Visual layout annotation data
## START

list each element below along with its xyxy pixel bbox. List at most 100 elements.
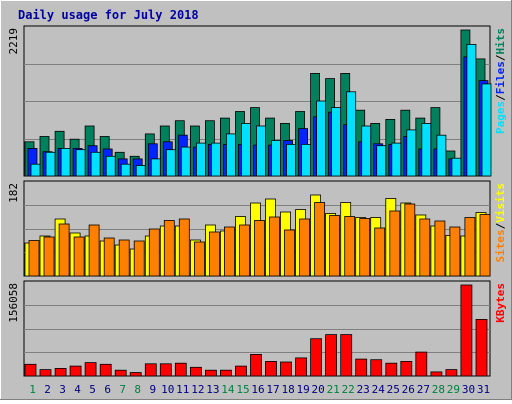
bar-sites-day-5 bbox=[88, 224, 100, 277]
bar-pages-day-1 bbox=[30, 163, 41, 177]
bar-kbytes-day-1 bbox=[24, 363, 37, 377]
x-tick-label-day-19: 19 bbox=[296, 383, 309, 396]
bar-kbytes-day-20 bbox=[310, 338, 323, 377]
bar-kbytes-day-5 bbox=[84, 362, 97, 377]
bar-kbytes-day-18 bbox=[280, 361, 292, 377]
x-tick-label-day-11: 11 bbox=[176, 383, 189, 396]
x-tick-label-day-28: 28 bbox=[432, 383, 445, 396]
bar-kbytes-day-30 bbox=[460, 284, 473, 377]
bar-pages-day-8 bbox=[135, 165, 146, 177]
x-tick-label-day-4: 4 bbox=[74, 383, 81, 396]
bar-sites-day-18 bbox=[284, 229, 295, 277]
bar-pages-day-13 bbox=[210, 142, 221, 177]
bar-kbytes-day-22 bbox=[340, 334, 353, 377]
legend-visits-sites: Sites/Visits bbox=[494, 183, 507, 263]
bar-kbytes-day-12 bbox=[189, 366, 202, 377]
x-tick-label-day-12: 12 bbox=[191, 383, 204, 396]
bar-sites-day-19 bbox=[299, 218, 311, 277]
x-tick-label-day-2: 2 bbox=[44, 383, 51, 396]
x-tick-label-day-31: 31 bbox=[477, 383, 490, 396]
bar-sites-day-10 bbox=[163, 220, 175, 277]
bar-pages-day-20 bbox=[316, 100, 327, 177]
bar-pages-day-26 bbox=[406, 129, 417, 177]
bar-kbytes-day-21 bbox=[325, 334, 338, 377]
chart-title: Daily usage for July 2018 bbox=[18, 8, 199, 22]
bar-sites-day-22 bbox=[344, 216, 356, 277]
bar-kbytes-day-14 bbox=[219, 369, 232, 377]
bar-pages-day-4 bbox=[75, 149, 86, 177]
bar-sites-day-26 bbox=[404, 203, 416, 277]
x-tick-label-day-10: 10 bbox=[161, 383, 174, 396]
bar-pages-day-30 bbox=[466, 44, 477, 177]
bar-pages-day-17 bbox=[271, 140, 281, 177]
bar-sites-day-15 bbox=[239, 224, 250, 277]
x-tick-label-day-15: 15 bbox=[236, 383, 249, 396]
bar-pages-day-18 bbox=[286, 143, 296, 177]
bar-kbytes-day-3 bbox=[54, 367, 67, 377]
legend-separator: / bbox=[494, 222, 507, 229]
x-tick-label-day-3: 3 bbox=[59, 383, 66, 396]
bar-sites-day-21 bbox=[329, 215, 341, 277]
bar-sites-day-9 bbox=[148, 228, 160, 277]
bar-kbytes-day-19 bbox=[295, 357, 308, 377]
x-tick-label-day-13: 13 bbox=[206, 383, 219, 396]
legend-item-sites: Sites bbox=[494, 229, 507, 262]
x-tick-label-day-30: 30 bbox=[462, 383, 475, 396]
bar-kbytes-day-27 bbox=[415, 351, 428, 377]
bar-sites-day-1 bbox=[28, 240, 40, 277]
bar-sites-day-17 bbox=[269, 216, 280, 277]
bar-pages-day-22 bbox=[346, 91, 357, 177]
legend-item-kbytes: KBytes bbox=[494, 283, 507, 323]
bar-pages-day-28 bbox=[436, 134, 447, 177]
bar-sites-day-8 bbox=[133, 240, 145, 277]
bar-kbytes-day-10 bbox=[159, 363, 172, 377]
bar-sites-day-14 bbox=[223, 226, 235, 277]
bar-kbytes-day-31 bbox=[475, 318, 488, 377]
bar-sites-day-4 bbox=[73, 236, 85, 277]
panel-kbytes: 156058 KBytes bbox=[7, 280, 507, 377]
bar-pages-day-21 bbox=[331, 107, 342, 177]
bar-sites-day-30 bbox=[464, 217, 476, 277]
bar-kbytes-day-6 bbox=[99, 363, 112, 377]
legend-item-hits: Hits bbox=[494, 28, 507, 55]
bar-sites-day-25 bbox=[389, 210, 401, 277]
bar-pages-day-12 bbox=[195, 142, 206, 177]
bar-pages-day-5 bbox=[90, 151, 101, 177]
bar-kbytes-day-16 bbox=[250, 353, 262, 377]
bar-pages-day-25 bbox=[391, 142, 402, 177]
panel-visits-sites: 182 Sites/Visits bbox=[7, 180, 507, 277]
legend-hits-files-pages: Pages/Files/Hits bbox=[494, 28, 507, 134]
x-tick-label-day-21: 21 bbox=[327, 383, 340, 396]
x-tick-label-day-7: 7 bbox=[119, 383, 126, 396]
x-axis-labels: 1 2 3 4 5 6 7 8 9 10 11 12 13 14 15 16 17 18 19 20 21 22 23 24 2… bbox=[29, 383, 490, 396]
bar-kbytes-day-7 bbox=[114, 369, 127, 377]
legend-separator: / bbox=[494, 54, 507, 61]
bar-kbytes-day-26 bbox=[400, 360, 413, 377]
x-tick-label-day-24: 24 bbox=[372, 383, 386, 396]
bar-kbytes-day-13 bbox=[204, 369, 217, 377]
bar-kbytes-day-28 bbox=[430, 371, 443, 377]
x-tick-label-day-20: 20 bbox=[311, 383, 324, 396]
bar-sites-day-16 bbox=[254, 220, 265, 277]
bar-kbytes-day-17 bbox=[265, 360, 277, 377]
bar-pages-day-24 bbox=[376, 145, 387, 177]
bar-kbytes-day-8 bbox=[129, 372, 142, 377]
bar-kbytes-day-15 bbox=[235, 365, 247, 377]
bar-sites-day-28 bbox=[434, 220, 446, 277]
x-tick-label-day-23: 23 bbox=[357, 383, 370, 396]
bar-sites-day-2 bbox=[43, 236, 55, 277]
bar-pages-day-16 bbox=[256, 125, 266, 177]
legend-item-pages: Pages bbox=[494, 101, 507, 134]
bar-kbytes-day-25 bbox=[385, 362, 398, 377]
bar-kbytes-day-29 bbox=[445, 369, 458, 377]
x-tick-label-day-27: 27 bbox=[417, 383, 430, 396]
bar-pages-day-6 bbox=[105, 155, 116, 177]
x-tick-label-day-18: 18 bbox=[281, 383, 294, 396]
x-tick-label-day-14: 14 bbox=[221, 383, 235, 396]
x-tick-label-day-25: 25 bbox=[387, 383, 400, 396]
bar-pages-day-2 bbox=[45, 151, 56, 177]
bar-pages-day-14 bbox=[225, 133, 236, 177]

## END

Your goal - Output every line of the material as a JSON list of strings, one string per line, skipping blank lines. Leave the pictures out.

Full output -
[
  "list each element below along with its xyxy pixel bbox. List at most 100 elements.",
  "bar-sites-day-5 bbox=[88, 224, 100, 277]",
  "bar-pages-day-1 bbox=[30, 163, 41, 177]",
  "bar-kbytes-day-1 bbox=[24, 363, 37, 377]",
  "x-tick-label-day-19: 19 bbox=[296, 383, 309, 396]",
  "bar-kbytes-day-20 bbox=[310, 338, 323, 377]",
  "bar-kbytes-day-5 bbox=[84, 362, 97, 377]",
  "bar-kbytes-day-18 bbox=[280, 361, 292, 377]",
  "x-tick-label-day-11: 11 bbox=[176, 383, 189, 396]",
  "x-tick-label-day-28: 28 bbox=[432, 383, 445, 396]",
  "bar-kbytes-day-30 bbox=[460, 284, 473, 377]",
  "bar-pages-day-8 bbox=[135, 165, 146, 177]",
  "x-tick-label-day-4: 4 bbox=[74, 383, 81, 396]",
  "bar-sites-day-18 bbox=[284, 229, 295, 277]",
  "bar-pages-day-13 bbox=[210, 142, 221, 177]",
  "bar-kbytes-day-22 bbox=[340, 334, 353, 377]",
  "legend-visits-sites: Sites/Visits bbox=[494, 183, 507, 263]",
  "bar-kbytes-day-12 bbox=[189, 366, 202, 377]",
  "x-tick-label-day-12: 12 bbox=[191, 383, 204, 396]",
  "bar-sites-day-19 bbox=[299, 218, 311, 277]",
  "x-tick-label-day-2: 2 bbox=[44, 383, 51, 396]",
  "x-tick-label-day-31: 31 bbox=[477, 383, 490, 396]",
  "bar-sites-day-10 bbox=[163, 220, 175, 277]",
  "bar-pages-day-20 bbox=[316, 100, 327, 177]",
  "bar-pages-day-26 bbox=[406, 129, 417, 177]",
  "bar-kbytes-day-21 bbox=[325, 334, 338, 377]",
  "chart-title: Daily usage for July 2018 bbox=[18, 8, 199, 22]",
  "bar-sites-day-22 bbox=[344, 216, 356, 277]",
  "bar-kbytes-day-14 bbox=[219, 369, 232, 377]",
  "bar-pages-day-4 bbox=[75, 149, 86, 177]",
  "bar-sites-day-26 bbox=[404, 203, 416, 277]",
  "x-tick-label-day-10: 10 bbox=[161, 383, 174, 396]",
  "bar-pages-day-30 bbox=[466, 44, 477, 177]",
  "bar-pages-day-17 bbox=[271, 140, 281, 177]",
  "bar-sites-day-15 bbox=[239, 224, 250, 277]",
  "x-tick-label-day-15: 15 bbox=[236, 383, 249, 396]",
  "bar-pages-day-18 bbox=[286, 143, 296, 177]",
  "bar-kbytes-day-3 bbox=[54, 367, 67, 377]",
  "legend-separator: / bbox=[494, 222, 507, 229]",
  "x-tick-label-day-3: 3 bbox=[59, 383, 66, 396]",
  "bar-sites-day-21 bbox=[329, 215, 341, 277]",
  "bar-sites-day-9 bbox=[148, 228, 160, 277]",
  "bar-kbytes-day-19 bbox=[295, 357, 308, 377]",
  "x-tick-label-day-13: 13 bbox=[206, 383, 219, 396]",
  "legend-item-sites: Sites bbox=[494, 229, 507, 262]",
  "x-tick-label-day-30: 30 bbox=[462, 383, 475, 396]",
  "bar-kbytes-day-27 bbox=[415, 351, 428, 377]",
  "bar-sites-day-1 bbox=[28, 240, 40, 277]",
  "bar-sites-day-17 bbox=[269, 216, 280, 277]",
  "bar-pages-day-22 bbox=[346, 91, 357, 177]",
  "legend-item-kbytes: KBytes bbox=[494, 283, 507, 323]",
  "bar-pages-day-28 bbox=[436, 134, 447, 177]",
  "bar-sites-day-8 bbox=[133, 240, 145, 277]",
  "bar-kbytes-day-10 bbox=[159, 363, 172, 377]",
  "bar-sites-day-14 bbox=[223, 226, 235, 277]",
  "bar-kbytes-day-31 bbox=[475, 318, 488, 377]",
  "bar-sites-day-4 bbox=[73, 236, 85, 277]",
  "panel-kbytes: 156058 KBytes bbox=[7, 280, 507, 377]",
  "bar-pages-day-21 bbox=[331, 107, 342, 177]",
  "bar-sites-day-30 bbox=[464, 217, 476, 277]",
  "bar-kbytes-day-6 bbox=[99, 363, 112, 377]",
  "legend-item-hits: Hits bbox=[494, 28, 507, 55]",
  "bar-sites-day-25 bbox=[389, 210, 401, 277]",
  "bar-pages-day-12 bbox=[195, 142, 206, 177]",
  "bar-pages-day-5 bbox=[90, 151, 101, 177]",
  "bar-kbytes-day-16 bbox=[250, 353, 262, 377]",
  "bar-pages-day-25 bbox=[391, 142, 402, 177]",
  "panel-visits-sites: 182 Sites/Visits bbox=[7, 180, 507, 277]",
  "legend-hits-files-pages: Pages/Files/Hits bbox=[494, 28, 507, 134]",
  "x-tick-label-day-21: 21 bbox=[327, 383, 340, 396]",
  "x-tick-label-day-7: 7 bbox=[119, 383, 126, 396]",
  "x-axis-labels: 1 2 3 4 5 6 7 8 9 10 11 12 13 14 15 16 17 18 19 20 21 22 23 24 2… bbox=[29, 383, 490, 396]",
  "bar-kbytes-day-7 bbox=[114, 369, 127, 377]",
  "legend-separator: / bbox=[494, 54, 507, 61]",
  "bar-kbytes-day-26 bbox=[400, 360, 413, 377]",
  "x-tick-label-day-24: 24 bbox=[372, 383, 386, 396]",
  "bar-kbytes-day-13 bbox=[204, 369, 217, 377]",
  "bar-kbytes-day-28 bbox=[430, 371, 443, 377]",
  "x-tick-label-day-20: 20 bbox=[311, 383, 324, 396]",
  "bar-sites-day-16 bbox=[254, 220, 265, 277]",
  "bar-kbytes-day-17 bbox=[265, 360, 277, 377]",
  "bar-pages-day-24 bbox=[376, 145, 387, 177]",
  "bar-kbytes-day-8 bbox=[129, 372, 142, 377]",
  "bar-kbytes-day-15 bbox=[235, 365, 247, 377]",
  "bar-sites-day-28 bbox=[434, 220, 446, 277]",
  "x-tick-label-day-23: 23 bbox=[357, 383, 370, 396]",
  "bar-sites-day-2 bbox=[43, 236, 55, 277]",
  "bar-pages-day-16 bbox=[256, 125, 266, 177]",
  "legend-item-pages: Pages bbox=[494, 101, 507, 134]",
  "bar-kbytes-day-25 bbox=[385, 362, 398, 377]",
  "bar-kbytes-day-29 bbox=[445, 369, 458, 377]",
  "x-tick-label-day-27: 27 bbox=[417, 383, 430, 396]",
  "bar-pages-day-6 bbox=[105, 155, 116, 177]",
  "x-tick-label-day-18: 18 bbox=[281, 383, 294, 396]",
  "x-tick-label-day-14: 14 bbox=[221, 383, 235, 396]",
  "x-tick-label-day-25: 25 bbox=[387, 383, 400, 396]",
  "bar-pages-day-2 bbox=[45, 151, 56, 177]",
  "bar-pages-day-14 bbox=[225, 133, 236, 177]"
]